-- START OF Record extracts --

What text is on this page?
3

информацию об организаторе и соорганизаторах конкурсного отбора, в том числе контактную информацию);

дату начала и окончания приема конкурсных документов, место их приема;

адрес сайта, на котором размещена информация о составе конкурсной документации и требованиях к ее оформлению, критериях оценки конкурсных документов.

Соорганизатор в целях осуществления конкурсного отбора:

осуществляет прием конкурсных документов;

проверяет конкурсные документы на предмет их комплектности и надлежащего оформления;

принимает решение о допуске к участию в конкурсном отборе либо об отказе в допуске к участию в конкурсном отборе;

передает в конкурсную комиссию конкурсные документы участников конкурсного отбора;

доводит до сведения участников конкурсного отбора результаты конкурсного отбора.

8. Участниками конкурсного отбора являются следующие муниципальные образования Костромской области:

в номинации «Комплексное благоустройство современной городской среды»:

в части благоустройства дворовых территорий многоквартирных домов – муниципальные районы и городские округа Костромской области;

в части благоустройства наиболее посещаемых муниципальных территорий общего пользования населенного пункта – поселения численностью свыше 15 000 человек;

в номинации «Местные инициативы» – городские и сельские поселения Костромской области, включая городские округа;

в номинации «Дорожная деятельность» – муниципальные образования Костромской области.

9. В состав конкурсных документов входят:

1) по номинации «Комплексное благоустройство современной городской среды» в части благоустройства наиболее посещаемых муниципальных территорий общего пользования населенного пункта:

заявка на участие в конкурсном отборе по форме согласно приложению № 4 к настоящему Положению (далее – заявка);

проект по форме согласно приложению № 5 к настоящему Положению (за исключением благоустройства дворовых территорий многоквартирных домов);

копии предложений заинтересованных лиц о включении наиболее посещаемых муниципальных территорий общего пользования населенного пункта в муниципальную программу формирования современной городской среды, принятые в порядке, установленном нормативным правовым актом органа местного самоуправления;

-- END OF Record extracts --

# What you need to do
State the count of lines in the data holding the word "округа", adding nothing to it.

# Task output
2